_Objective:_ Copy out all lines of the records in which the word "wind" appears.

(Dataset rows about figures)
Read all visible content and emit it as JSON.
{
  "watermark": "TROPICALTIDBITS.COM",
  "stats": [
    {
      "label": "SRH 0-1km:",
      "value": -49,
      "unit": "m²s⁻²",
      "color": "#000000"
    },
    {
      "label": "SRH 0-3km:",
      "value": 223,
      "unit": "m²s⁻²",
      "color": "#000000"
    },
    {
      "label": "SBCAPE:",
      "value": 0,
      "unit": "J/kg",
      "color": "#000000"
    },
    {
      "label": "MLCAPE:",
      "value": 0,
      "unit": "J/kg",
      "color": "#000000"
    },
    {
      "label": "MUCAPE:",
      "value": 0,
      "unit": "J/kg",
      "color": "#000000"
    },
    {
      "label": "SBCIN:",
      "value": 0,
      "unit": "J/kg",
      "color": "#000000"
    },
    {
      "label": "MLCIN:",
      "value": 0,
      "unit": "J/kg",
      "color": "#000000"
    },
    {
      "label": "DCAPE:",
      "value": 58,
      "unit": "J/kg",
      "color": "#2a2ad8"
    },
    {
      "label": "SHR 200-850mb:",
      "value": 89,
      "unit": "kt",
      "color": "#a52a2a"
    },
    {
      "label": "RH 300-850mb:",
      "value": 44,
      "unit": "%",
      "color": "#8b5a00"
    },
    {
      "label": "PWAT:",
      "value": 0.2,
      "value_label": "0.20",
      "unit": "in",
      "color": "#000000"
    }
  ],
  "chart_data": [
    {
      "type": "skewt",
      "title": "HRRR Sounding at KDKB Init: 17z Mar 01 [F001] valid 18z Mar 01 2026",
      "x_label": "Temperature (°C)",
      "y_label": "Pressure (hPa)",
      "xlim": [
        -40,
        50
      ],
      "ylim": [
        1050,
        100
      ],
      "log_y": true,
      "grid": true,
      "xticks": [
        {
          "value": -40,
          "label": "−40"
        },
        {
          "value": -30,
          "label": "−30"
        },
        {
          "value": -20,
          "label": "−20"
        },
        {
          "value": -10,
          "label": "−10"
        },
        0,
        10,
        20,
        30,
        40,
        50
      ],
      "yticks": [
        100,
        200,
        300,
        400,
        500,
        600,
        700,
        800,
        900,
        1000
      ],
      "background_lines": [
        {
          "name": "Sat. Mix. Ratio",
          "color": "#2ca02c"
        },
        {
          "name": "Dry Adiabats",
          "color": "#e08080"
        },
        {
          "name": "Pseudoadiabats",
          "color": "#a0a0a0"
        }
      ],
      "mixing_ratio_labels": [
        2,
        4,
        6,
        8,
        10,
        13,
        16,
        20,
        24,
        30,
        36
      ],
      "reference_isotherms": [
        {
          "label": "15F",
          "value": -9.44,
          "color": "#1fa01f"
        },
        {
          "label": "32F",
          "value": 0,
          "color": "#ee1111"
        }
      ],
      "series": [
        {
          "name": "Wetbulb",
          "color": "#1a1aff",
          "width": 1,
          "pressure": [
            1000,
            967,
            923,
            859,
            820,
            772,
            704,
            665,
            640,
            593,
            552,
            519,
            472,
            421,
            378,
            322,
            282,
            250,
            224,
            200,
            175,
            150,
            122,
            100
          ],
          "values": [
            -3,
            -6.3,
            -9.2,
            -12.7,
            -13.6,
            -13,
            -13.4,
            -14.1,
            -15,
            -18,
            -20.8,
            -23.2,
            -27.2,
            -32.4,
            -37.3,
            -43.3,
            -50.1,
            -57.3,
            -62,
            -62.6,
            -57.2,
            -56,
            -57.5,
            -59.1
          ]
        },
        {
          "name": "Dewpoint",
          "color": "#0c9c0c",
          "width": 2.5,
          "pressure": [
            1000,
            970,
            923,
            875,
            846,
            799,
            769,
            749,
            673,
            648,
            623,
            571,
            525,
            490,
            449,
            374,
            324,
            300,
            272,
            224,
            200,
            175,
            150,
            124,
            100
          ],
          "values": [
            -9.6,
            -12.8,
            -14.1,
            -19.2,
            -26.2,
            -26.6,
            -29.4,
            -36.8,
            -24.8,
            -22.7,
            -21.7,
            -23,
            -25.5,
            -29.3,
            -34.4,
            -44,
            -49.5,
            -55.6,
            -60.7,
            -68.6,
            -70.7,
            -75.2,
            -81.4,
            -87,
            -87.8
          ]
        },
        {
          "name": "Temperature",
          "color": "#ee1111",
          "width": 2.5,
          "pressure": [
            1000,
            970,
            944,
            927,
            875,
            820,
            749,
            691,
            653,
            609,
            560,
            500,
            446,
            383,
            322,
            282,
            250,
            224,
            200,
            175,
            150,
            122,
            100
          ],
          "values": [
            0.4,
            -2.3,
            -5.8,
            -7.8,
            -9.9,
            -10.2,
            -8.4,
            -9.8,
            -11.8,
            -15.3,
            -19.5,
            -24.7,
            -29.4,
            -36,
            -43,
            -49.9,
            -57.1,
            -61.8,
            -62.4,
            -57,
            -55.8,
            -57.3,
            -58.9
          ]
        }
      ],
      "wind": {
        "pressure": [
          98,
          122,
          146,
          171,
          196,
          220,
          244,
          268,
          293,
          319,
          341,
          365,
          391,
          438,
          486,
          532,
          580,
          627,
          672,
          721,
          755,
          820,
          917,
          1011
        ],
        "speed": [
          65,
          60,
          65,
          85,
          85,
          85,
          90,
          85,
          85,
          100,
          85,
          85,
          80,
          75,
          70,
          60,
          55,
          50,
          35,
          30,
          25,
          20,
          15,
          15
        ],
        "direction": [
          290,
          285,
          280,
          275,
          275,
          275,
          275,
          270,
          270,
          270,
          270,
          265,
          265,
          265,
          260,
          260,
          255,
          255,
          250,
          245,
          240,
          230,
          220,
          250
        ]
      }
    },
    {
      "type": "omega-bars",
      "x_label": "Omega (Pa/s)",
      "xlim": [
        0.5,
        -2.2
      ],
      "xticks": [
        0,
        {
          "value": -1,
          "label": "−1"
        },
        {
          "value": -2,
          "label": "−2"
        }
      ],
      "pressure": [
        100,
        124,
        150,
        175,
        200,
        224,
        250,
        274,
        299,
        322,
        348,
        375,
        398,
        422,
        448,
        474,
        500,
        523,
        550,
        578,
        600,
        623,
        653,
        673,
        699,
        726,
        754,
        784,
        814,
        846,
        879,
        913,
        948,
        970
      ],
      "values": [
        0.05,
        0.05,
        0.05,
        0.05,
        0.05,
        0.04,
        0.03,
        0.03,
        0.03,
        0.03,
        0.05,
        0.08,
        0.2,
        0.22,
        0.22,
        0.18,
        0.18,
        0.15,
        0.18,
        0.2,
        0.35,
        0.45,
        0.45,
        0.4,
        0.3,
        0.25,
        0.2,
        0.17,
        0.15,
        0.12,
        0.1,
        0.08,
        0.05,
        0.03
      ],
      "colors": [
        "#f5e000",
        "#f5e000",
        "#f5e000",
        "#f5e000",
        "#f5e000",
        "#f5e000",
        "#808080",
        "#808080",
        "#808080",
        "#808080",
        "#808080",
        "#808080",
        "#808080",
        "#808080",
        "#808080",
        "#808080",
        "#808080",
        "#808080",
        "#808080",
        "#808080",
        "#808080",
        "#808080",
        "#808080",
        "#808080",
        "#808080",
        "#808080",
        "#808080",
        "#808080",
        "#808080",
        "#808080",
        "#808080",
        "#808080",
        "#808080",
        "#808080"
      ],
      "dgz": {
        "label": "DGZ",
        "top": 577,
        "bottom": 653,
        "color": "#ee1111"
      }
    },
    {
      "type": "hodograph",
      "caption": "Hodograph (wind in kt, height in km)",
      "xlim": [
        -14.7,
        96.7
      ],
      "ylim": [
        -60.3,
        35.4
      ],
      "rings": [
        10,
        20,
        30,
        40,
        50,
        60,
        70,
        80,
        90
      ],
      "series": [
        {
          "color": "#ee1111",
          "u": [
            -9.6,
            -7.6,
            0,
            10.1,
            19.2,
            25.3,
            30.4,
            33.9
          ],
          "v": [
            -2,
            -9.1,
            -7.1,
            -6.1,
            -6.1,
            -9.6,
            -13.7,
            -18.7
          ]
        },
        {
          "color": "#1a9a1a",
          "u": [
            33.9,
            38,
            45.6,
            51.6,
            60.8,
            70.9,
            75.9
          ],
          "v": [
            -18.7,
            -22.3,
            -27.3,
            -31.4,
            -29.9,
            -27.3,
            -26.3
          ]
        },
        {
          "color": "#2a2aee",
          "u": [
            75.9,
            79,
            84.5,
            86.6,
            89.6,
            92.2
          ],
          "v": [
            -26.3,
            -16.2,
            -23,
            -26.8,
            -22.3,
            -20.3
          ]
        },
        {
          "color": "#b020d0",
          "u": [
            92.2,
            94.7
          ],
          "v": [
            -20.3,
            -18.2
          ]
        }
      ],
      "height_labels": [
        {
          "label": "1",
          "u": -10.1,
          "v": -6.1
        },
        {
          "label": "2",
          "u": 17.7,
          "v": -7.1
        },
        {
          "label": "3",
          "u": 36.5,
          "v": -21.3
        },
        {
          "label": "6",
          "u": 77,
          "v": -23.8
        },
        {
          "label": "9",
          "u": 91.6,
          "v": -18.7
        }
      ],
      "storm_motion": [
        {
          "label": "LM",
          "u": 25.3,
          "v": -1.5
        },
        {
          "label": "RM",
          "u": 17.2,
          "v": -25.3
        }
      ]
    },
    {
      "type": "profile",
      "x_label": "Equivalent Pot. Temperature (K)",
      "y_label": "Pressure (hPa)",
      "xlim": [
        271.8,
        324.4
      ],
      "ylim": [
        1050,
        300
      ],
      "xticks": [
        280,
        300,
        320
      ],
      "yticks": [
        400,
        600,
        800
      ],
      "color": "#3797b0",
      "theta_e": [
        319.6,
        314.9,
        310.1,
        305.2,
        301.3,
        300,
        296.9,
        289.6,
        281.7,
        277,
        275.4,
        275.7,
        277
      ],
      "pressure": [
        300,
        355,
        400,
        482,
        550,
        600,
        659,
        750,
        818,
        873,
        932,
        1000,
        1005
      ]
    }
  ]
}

_Task response:_
      "wind": {
      "caption": "Hodograph (wind in kt, height in km)",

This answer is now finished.